### GIVEN PROBLEM
Repeat exactly each line of the data provided below.

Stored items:

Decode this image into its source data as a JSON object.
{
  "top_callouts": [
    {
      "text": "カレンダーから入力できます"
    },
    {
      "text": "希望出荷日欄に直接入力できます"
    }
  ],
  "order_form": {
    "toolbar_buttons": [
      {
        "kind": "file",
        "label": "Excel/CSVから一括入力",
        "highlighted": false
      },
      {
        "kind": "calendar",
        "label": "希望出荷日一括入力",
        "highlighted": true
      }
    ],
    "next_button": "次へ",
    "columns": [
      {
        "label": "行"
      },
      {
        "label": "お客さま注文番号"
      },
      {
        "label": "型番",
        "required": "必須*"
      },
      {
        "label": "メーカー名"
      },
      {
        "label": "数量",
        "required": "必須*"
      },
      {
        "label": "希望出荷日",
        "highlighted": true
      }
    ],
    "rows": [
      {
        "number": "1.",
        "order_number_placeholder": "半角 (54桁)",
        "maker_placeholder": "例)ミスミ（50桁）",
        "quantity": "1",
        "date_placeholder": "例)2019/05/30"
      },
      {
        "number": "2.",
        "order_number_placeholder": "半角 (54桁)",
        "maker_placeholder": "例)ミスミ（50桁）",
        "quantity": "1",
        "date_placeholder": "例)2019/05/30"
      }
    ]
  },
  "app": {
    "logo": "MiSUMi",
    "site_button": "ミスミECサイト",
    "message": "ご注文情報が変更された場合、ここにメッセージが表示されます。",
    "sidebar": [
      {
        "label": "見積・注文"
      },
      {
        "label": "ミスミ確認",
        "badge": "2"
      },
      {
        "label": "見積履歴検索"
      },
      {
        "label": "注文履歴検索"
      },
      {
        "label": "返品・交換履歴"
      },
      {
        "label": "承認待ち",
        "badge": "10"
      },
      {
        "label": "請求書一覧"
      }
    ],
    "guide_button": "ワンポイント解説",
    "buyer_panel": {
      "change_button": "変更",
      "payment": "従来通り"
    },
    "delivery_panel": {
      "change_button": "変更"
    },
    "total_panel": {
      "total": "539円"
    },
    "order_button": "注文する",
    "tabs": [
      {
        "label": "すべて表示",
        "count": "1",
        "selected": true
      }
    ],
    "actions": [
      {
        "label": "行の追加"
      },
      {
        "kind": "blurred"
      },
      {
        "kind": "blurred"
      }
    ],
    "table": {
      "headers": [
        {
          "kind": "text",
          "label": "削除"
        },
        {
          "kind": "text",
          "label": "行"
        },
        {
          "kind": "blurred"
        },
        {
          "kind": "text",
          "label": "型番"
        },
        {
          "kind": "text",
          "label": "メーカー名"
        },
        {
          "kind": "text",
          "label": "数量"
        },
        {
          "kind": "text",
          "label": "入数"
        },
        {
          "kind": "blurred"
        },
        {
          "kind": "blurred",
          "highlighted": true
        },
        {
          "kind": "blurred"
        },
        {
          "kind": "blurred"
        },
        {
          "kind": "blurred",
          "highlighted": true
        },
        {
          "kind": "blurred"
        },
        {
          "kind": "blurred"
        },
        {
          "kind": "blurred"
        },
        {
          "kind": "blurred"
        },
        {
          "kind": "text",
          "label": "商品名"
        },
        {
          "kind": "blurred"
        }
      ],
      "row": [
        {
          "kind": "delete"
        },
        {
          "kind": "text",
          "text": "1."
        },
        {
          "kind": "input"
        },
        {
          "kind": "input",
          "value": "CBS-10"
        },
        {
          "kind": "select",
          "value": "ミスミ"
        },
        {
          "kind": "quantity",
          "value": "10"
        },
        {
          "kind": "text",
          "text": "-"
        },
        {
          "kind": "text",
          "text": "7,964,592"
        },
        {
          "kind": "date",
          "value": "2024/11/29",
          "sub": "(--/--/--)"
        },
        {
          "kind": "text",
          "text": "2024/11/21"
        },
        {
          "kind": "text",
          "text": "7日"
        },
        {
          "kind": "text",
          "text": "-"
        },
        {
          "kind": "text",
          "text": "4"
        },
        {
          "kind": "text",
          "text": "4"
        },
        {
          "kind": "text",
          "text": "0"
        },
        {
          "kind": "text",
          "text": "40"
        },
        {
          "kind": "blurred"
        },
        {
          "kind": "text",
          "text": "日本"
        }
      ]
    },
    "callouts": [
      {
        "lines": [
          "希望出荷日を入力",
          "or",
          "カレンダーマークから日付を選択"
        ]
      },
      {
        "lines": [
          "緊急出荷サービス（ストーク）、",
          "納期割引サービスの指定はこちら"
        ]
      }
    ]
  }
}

### EXPECTED ANSWER
Decode this image into its source data as a JSON object.
{
  "top_callouts": [
    {
      "text": "カレンダーから入力できます"
    },
    {
      "text": "希望出荷日欄に直接入力できます"
    }
  ],
  "order_form": {
    "toolbar_buttons": [
      {
        "kind": "file",
        "label": "Excel/CSVから一括入力",
        "highlighted": false
      },
      {
        "kind": "calendar",
        "label": "希望出荷日一括入力",
        "highlighted": true
      }
    ],
    "next_button": "次へ",
    "columns": [
      {
        "label": "行"
      },
      {
        "label": "お客さま注文番号"
      },
      {
        "label": "型番",
        "required": "必須*"
      },
      {
        "label": "メーカー名"
      },
      {
        "label": "数量",
        "required": "必須*"
      },
      {
        "label": "希望出荷日",
        "highlighted": true
      }
    ],
    "rows": [
      {
        "number": "1.",
        "order_number_placeholder": "半角 (54桁)",
        "maker_placeholder": "例)ミスミ（50桁）",
        "quantity": "1",
        "date_placeholder": "例)2019/05/30"
      },
      {
        "number": "2.",
        "order_number_placeholder": "半角 (54桁)",
        "maker_placeholder": "例)ミスミ（50桁）",
        "quantity": "1",
        "date_placeholder": "例)2019/05/30"
      }
    ]
  },
  "app": {
    "logo": "MiSUMi",
    "site_button": "ミスミECサイト",
    "message": "ご注文情報が変更された場合、ここにメッセージが表示されます。",
    "sidebar": [
      {
        "label": "見積・注文"
      },
      {
        "label": "ミスミ確認",
        "badge": "2"
      },
      {
        "label": "見積履歴検索"
      },
      {
        "label": "注文履歴検索"
      },
      {
        "label": "返品・交換履歴"
      },
      {
        "label": "承認待ち",
        "badge": "10"
      },
      {
        "label": "請求書一覧"
      }
    ],
    "guide_button": "ワンポイント解説",
    "buyer_panel": {
      "change_button": "変更",
      "payment": "従来通り"
    },
    "delivery_panel": {
      "change_button": "変更"
    },
    "total_panel": {
      "total": "539円"
    },
    "order_button": "注文する",
    "tabs": [
      {
        "label": "すべて表示",
        "count": "1",
        "selected": true
      }
    ],
    "actions": [
      {
        "label": "行の追加"
      },
      {
        "kind": "blurred"
      },
      {
        "kind": "blurred"
      }
    ],
    "table": {
      "headers": [
        {
          "kind": "text",
          "label": "削除"
        },
        {
          "kind": "text",
          "label": "行"
        },
        {
          "kind": "blurred"
        },
        {
          "kind": "text",
          "label": "型番"
        },
        {
          "kind": "text",
          "label": "メーカー名"
        },
        {
          "kind": "text",
          "label": "数量"
        },
        {
          "kind": "text",
          "label": "入数"
        },
        {
          "kind": "blurred"
        },
        {
          "kind": "blurred",
          "highlighted": true
        },
        {
          "kind": "blurred"
        },
        {
          "kind": "blurred"
        },
        {
          "kind": "blurred",
          "highlighted": true
        },
        {
          "kind": "blurred"
        },
        {
          "kind": "blurred"
        },
        {
          "kind": "blurred"
        },
        {
          "kind": "blurred"
        },
        {
          "kind": "text",
          "label": "商品名"
        },
        {
          "kind": "blurred"
        }
      ],
      "row": [
        {
          "kind": "delete"
        },
        {
          "kind": "text",
          "text": "1."
        },
        {
          "kind": "input"
        },
        {
          "kind": "input",
          "value": "CBS-10"
        },
        {
          "kind": "select",
          "value": "ミスミ"
        },
        {
          "kind": "quantity",
          "value": "10"
        },
        {
          "kind": "text",
          "text": "-"
        },
        {
          "kind": "text",
          "text": "7,964,592"
        },
        {
          "kind": "date",
          "value": "2024/11/29",
          "sub": "(--/--/--)"
        },
        {
          "kind": "text",
          "text": "2024/11/21"
        },
        {
          "kind": "text",
          "text": "7日"
        },
        {
          "kind": "text",
          "text": "-"
        },
        {
          "kind": "text",
          "text": "4"
        },
        {
          "kind": "text",
          "text": "4"
        },
        {
          "kind": "text",
          "text": "0"
        },
        {
          "kind": "text",
          "text": "40"
        },
        {
          "kind": "blurred"
        },
        {
          "kind": "text",
          "text": "日本"
        }
      ]
    },
    "callouts": [
      {
        "lines": [
          "希望出荷日を入力",
          "or",
          "カレンダーマークから日付を選択"
        ]
      },
      {
        "lines": [
          "緊急出荷サービス（ストーク）、",
          "納期割引サービスの指定はこちら"
        ]
      }
    ]
  }
}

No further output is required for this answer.